Exercise passage.

BEGIN

To give an example of how mind-damaging Forth can be, compare the following two code excerpts. They are both implementing a recursive Fibonacci function, with the first implementation in Python and the second one in Forth.

# Implementation of a recursive fibonacci function in Python

def fib(n):
    if n < 3:
        return 1
    return fib(n-1) + fib(n-2)

And here's the Forth version

\ This forth code is much more readable than average
: fib dup 3 < if drop 1 else 1- dup recurse swap 1- recurse + then ;

You can be assured that if you take more than a passing interest in Forth, you will never get laid again. You will lose your job, and be unable to get a new one. Eventually, you will be found living in a squat, surrounded by rotting garbage and vermin, writing completely useless Forth code on an 80486-based laptop. You won't be at all concerned, because you will have your basic Forth operating system working, and your Forth motherboard drivers mostly bug free, and your Forth window manager code coming along nicely. You will even have written a rudimentary TCP/IP stack and web browser, so you can post to Forth web forums about how gay everyone else's Forth implementation is.

Repercussions

Fortunately, this Soviet biological weapons attack on the fledgling American IT industry had only limited success. While it had devastating effects on a handful of victims in the "free" world, most IT workers escaped relatively unscathed.

PostScript

In the fullness of time, when the first massive laser printers were being designed in the 1970s, they were designed to be computers on their own, to give them the artistic brio for expressing the graphic design breakthroughs of DESKTOP PUBLISHING— swoops and curls and gradients and whirligigs, mathematical illustrations, and a single 250-point lowercase letter "a" filling the whole page, in Optima Bold Italic.

END

Dataset entries.
BEGIN

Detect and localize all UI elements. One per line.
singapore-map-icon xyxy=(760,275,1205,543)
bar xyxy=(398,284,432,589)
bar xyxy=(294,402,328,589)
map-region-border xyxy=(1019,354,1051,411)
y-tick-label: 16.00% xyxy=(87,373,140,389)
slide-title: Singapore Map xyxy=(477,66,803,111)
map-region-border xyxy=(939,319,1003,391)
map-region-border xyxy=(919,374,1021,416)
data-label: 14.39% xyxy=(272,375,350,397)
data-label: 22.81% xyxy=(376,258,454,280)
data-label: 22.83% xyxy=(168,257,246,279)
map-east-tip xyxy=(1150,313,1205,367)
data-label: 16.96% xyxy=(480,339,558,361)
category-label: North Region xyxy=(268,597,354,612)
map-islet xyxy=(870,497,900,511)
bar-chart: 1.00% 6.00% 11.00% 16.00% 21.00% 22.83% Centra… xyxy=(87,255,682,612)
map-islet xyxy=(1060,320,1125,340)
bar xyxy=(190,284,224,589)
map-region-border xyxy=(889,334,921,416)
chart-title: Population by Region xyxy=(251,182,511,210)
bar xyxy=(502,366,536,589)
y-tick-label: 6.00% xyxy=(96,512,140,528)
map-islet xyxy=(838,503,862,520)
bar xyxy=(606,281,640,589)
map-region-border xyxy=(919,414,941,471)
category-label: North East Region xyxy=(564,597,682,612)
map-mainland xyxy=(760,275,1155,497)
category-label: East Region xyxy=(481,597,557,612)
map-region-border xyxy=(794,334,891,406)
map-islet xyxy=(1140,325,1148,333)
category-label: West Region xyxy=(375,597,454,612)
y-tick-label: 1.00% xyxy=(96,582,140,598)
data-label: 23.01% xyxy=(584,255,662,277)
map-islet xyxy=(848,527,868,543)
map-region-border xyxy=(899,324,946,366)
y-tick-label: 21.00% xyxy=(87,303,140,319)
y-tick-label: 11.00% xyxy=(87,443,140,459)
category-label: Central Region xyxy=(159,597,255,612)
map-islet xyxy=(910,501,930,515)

END

Study questions.
1. According to the Forth passage, in what decade were the first massive laser printers designed?
2. Reproduce the stretch of the Forth passage from "Fortunately, this Soviet" through "escaped relatively unscathed.", word for word.

Responses per task.
1. The 1970s.

2.
Fortunately, this Soviet biological weapons attack on the fledgling American IT industry had only limited success. While it had devastating effects on a handful of victims in the "free" world, most IT workers escaped relatively unscathed.